** Begin **

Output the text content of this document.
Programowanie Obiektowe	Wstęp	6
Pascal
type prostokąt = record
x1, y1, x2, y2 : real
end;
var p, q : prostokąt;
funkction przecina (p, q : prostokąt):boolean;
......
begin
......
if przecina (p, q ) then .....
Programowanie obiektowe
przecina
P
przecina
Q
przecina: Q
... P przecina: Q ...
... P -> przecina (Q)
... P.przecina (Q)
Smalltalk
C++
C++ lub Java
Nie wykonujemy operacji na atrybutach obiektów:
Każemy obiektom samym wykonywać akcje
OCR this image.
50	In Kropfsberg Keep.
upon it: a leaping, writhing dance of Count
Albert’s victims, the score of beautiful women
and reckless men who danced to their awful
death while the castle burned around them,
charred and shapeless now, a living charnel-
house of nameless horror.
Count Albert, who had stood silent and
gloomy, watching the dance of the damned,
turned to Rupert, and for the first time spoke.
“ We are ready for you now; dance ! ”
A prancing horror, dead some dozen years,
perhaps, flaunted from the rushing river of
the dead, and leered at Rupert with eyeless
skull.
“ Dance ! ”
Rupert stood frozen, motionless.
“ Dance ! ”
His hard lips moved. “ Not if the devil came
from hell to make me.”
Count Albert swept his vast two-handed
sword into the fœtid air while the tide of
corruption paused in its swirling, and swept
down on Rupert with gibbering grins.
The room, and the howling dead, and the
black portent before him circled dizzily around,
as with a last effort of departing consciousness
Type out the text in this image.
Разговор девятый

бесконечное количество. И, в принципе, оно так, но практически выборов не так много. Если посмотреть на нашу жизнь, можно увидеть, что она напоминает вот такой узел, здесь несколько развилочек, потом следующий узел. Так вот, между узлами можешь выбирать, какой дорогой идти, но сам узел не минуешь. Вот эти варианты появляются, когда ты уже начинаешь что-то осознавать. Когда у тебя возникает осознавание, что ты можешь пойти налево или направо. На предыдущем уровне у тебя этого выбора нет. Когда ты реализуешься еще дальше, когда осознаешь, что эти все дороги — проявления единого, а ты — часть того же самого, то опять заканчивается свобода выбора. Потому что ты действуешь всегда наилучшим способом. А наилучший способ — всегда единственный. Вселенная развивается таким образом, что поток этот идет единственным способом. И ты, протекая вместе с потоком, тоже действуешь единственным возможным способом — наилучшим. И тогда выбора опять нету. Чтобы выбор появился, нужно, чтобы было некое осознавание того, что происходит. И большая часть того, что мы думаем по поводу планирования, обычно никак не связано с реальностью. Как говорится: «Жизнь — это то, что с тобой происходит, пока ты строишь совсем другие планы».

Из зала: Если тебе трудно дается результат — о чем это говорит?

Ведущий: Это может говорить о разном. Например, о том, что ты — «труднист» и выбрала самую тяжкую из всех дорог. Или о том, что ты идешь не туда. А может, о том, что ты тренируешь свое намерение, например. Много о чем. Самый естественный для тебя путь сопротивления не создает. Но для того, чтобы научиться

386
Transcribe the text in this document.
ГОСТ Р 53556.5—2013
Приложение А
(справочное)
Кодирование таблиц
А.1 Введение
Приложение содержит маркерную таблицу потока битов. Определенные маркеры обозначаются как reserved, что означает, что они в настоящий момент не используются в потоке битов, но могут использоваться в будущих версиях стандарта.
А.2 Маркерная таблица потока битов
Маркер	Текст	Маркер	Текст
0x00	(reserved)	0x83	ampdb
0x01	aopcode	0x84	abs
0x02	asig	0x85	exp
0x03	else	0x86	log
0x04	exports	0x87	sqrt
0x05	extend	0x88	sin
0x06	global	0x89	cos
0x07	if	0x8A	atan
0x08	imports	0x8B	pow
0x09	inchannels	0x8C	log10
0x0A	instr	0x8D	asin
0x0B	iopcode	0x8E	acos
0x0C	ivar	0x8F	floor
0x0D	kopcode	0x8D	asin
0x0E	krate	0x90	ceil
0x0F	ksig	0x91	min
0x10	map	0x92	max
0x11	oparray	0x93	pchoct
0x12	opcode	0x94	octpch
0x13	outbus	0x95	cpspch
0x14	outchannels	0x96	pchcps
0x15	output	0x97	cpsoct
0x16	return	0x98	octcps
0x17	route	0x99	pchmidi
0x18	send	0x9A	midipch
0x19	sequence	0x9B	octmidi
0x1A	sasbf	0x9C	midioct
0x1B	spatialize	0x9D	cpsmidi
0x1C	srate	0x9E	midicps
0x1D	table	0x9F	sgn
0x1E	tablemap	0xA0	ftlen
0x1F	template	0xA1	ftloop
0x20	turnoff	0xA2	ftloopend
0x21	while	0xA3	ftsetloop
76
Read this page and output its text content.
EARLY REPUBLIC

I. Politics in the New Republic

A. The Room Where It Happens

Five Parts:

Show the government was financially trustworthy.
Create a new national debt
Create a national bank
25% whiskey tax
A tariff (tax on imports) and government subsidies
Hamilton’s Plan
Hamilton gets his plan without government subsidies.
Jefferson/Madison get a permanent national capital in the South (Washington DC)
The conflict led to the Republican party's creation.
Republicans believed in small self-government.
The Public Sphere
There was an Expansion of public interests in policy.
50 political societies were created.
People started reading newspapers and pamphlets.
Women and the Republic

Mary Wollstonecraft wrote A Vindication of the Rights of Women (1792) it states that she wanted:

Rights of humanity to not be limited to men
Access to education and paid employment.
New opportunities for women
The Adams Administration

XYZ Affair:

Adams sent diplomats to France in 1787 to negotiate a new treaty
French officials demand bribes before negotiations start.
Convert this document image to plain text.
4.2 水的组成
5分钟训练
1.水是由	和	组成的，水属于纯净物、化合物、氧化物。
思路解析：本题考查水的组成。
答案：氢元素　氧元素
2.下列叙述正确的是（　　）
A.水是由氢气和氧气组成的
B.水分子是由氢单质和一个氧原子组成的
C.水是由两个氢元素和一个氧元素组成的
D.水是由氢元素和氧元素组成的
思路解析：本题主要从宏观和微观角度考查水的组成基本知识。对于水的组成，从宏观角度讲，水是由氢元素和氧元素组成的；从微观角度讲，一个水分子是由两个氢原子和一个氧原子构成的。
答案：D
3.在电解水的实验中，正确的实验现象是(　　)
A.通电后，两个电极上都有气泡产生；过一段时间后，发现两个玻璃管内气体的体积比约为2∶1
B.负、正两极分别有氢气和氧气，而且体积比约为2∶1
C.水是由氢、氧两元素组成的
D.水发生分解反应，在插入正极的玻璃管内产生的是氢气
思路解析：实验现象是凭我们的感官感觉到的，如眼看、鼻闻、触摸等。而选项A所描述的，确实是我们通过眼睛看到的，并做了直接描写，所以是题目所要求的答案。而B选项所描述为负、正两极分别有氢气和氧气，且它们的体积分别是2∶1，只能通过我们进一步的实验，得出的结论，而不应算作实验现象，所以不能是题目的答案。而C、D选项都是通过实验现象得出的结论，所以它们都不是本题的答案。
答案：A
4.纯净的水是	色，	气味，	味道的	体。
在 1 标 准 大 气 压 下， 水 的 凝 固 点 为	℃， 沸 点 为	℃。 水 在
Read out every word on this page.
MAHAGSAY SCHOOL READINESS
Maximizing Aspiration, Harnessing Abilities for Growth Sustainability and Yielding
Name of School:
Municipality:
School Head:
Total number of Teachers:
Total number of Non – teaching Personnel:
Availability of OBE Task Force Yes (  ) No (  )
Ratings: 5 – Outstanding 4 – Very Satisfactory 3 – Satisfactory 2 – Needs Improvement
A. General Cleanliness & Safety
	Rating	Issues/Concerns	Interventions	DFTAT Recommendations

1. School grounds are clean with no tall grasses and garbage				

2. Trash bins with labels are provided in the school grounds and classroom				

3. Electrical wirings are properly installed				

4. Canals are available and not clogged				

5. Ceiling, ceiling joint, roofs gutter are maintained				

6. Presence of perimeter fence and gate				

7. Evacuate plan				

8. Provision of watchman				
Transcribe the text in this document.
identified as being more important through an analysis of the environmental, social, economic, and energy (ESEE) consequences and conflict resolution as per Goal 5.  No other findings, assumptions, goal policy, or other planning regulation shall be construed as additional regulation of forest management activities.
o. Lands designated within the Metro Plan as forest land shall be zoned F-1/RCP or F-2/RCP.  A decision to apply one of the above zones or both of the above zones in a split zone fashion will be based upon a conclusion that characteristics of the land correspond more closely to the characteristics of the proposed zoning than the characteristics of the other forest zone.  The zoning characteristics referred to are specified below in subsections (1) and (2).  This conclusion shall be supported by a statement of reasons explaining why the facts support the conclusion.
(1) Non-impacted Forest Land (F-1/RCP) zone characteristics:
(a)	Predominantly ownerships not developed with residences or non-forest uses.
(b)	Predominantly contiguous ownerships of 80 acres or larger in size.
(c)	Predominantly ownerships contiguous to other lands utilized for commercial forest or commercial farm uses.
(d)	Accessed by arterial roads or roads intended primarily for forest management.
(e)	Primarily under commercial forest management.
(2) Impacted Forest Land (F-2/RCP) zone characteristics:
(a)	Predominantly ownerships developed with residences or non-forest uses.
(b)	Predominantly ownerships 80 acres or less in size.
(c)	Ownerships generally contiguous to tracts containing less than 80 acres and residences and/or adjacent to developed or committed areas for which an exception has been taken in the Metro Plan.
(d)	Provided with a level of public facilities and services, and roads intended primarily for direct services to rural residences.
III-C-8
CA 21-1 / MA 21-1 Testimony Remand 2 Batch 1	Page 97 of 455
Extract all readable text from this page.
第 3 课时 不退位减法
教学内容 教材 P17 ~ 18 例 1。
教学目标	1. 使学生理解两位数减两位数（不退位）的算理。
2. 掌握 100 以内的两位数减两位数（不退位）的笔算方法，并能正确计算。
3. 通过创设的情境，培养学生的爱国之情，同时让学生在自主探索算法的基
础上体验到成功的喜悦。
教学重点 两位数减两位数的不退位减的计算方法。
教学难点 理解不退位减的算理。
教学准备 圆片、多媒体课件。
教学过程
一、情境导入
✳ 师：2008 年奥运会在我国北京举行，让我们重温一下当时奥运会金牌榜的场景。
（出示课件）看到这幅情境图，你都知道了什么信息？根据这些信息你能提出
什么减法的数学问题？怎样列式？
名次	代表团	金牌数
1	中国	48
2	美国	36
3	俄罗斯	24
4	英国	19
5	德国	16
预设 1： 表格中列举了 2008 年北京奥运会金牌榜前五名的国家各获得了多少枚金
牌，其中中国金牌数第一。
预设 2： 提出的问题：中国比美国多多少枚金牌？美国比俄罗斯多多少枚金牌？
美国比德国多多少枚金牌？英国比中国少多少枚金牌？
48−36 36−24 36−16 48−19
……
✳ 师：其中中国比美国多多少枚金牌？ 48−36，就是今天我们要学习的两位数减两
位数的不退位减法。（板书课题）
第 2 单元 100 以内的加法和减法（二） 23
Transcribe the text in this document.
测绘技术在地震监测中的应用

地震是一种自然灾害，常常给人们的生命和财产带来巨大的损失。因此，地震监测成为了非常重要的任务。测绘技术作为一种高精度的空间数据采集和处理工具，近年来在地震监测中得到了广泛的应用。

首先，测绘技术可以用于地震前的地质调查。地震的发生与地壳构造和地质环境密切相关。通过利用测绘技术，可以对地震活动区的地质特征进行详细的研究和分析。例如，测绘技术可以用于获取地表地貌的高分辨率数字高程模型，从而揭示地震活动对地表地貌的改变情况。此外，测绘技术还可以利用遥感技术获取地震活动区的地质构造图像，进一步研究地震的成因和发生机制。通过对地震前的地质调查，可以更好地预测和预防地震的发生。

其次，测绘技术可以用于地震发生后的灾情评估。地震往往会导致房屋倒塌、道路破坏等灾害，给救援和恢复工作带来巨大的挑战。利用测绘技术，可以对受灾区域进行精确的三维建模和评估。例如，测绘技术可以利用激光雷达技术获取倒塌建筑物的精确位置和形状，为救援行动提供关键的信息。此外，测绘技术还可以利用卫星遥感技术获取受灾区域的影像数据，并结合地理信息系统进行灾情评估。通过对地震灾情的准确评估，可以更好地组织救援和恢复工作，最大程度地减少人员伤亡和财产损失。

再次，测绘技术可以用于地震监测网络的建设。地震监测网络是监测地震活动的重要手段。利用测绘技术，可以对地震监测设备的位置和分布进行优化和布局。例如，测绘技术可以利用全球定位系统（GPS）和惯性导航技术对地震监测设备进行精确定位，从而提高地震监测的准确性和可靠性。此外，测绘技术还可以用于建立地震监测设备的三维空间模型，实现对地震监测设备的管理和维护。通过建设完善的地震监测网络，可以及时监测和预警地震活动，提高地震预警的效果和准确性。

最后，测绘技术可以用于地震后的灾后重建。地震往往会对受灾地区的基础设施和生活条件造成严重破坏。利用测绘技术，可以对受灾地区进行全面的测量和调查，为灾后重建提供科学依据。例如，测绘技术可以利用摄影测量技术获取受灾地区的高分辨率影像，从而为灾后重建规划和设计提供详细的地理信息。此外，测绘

** End **

Copy each line of the records above that carries the word "policy".

There was an Expansion of public interests in policy.
identified as being more important through an analysis of the environmental, social, economic, and energy (ESEE) consequences and conflict resolution as per Goal 5.  No other findings, assumptions, goal policy, or other planning regulation shall be construed as additional regulation of forest management activities.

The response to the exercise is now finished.